**TASK OBJECTIVE**
Every record must be transcribed in its entirety, apart from the images, which are to be omitted.
□ □ □ □ □ □ □
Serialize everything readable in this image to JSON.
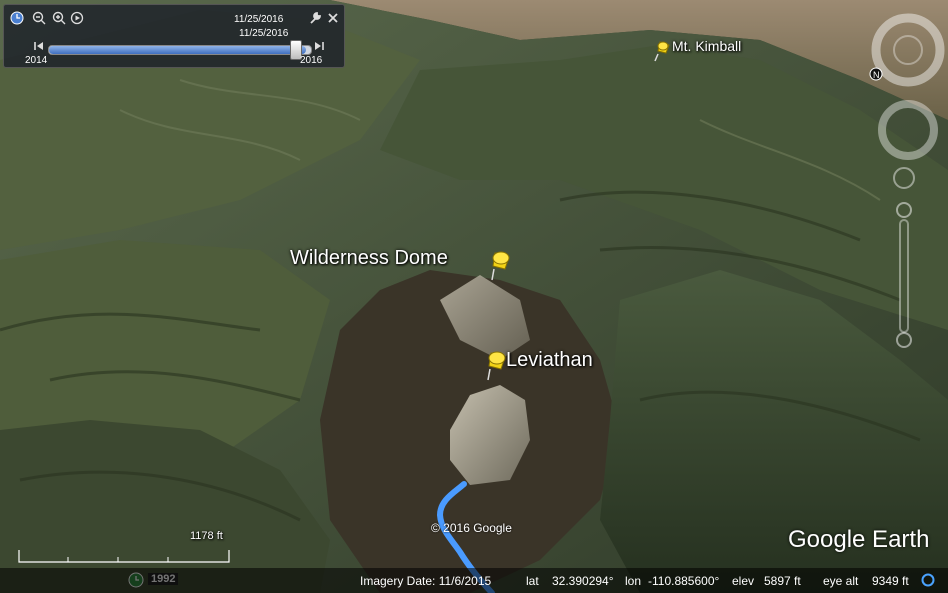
{
  "time_slider": {
    "top_date": "11/25/2016",
    "current_date": "11/25/2016",
    "start_year": "2014",
    "end_year": "2016",
    "position": 0.98
  },
  "placemarks": [
    {
      "label": "Mt. Kimball"
    },
    {
      "label": "Wilderness Dome"
    },
    {
      "label": "Leviathan"
    }
  ],
  "scale_bar": {
    "label": "1178 ft"
  },
  "historical_year": "1992",
  "copyright": "© 2016 Google",
  "logo": "Google Earth",
  "status": {
    "imagery_date": "Imagery Date: 11/6/2015",
    "lat_label": "lat",
    "lat_value": "32.390294°",
    "lon_label": "lon",
    "lon_value": "-110.885600°",
    "elev_label": "elev",
    "elev_value": "5897 ft",
    "eye_alt_label": "eye alt",
    "eye_alt_value": "9349 ft"
  },
  "colors": {
    "pin": "#f2d316",
    "trail": "#4a9bff",
    "panel": "#1e2430"
  }
}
□ □ □ □ □ □ □
**RESULT FOR THIS EXERCISE**
Serialize everything readable in this image to JSON.
{
  "time_slider": {
    "top_date": "11/25/2016",
    "current_date": "11/25/2016",
    "start_year": "2014",
    "end_year": "2016",
    "position": 0.98
  },
  "placemarks": [
    {
      "label": "Mt. Kimball"
    },
    {
      "label": "Wilderness Dome"
    },
    {
      "label": "Leviathan"
    }
  ],
  "scale_bar": {
    "label": "1178 ft"
  },
  "historical_year": "1992",
  "copyright": "© 2016 Google",
  "logo": "Google Earth",
  "status": {
    "imagery_date": "Imagery Date: 11/6/2015",
    "lat_label": "lat",
    "lat_value": "32.390294°",
    "lon_label": "lon",
    "lon_value": "-110.885600°",
    "elev_label": "elev",
    "elev_value": "5897 ft",
    "eye_alt_label": "eye alt",
    "eye_alt_value": "9349 ft"
  },
  "colors": {
    "pin": "#f2d316",
    "trail": "#4a9bff",
    "panel": "#1e2430"
  }
}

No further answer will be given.